= OBJECTIVE =
Skip the pictures. Repeat everything else in the records word for word.

= MATERIAL FOR THIS TASK =
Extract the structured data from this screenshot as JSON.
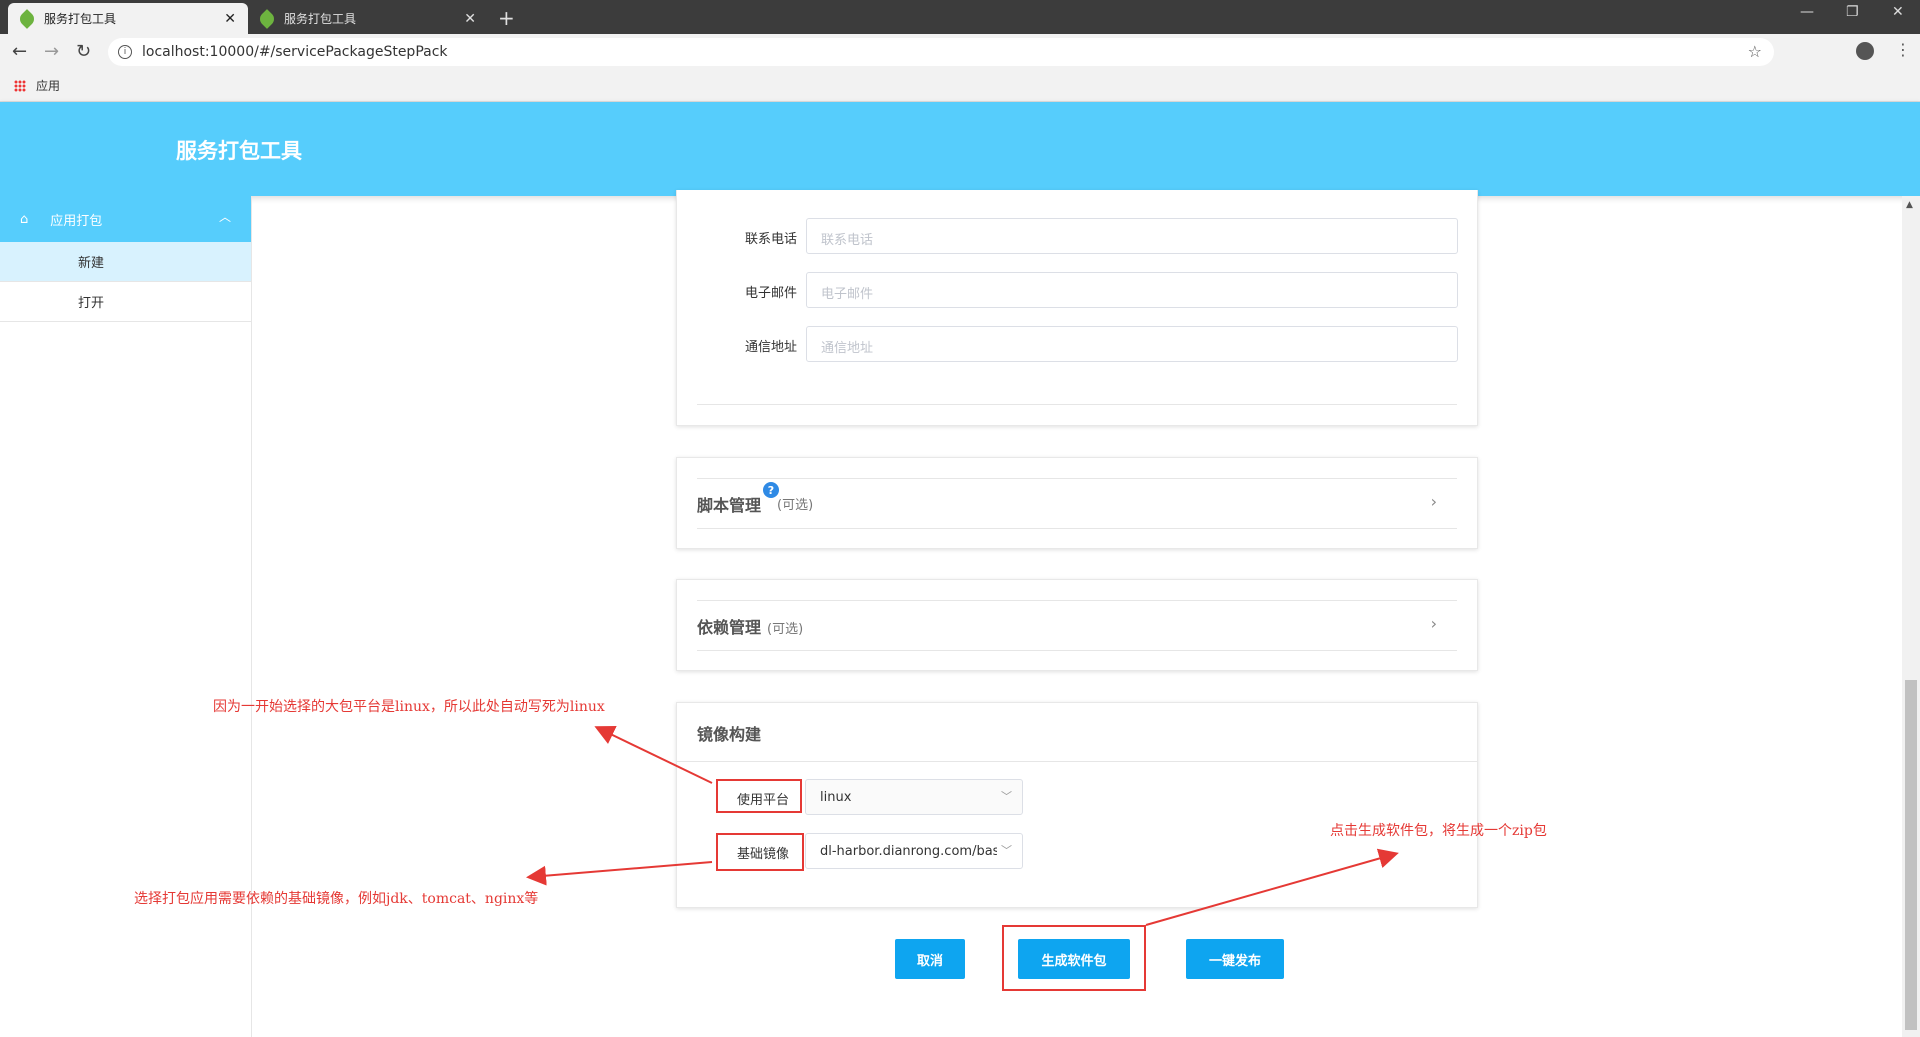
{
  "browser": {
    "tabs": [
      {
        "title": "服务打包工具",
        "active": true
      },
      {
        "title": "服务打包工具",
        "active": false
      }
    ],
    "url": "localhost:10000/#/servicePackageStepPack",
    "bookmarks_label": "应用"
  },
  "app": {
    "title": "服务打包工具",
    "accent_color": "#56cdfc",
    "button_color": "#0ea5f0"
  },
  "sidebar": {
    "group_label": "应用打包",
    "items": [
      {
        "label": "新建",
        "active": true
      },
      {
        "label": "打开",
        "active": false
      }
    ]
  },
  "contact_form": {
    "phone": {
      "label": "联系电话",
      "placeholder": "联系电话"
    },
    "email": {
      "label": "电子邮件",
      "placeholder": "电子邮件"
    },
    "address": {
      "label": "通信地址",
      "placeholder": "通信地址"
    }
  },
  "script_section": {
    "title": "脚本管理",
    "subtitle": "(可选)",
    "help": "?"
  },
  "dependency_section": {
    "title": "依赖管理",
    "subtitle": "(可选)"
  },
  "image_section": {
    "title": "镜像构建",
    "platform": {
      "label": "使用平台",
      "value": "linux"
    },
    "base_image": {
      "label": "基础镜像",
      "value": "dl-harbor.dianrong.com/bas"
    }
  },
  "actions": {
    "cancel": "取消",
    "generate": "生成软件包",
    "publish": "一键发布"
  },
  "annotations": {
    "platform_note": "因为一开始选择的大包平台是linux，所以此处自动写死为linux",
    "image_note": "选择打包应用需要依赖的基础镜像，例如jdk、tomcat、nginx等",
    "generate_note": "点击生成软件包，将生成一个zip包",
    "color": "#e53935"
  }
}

= RESPONSE =
Extract the structured data from this screenshot as JSON.
{
  "browser": {
    "tabs": [
      {
        "title": "服务打包工具",
        "active": true
      },
      {
        "title": "服务打包工具",
        "active": false
      }
    ],
    "url": "localhost:10000/#/servicePackageStepPack",
    "bookmarks_label": "应用"
  },
  "app": {
    "title": "服务打包工具",
    "accent_color": "#56cdfc",
    "button_color": "#0ea5f0"
  },
  "sidebar": {
    "group_label": "应用打包",
    "items": [
      {
        "label": "新建",
        "active": true
      },
      {
        "label": "打开",
        "active": false
      }
    ]
  },
  "contact_form": {
    "phone": {
      "label": "联系电话",
      "placeholder": "联系电话"
    },
    "email": {
      "label": "电子邮件",
      "placeholder": "电子邮件"
    },
    "address": {
      "label": "通信地址",
      "placeholder": "通信地址"
    }
  },
  "script_section": {
    "title": "脚本管理",
    "subtitle": "(可选)",
    "help": "?"
  },
  "dependency_section": {
    "title": "依赖管理",
    "subtitle": "(可选)"
  },
  "image_section": {
    "title": "镜像构建",
    "platform": {
      "label": "使用平台",
      "value": "linux"
    },
    "base_image": {
      "label": "基础镜像",
      "value": "dl-harbor.dianrong.com/bas"
    }
  },
  "actions": {
    "cancel": "取消",
    "generate": "生成软件包",
    "publish": "一键发布"
  },
  "annotations": {
    "platform_note": "因为一开始选择的大包平台是linux，所以此处自动写死为linux",
    "image_note": "选择打包应用需要依赖的基础镜像，例如jdk、tomcat、nginx等",
    "generate_note": "点击生成软件包，将生成一个zip包",
    "color": "#e53935"
  }
}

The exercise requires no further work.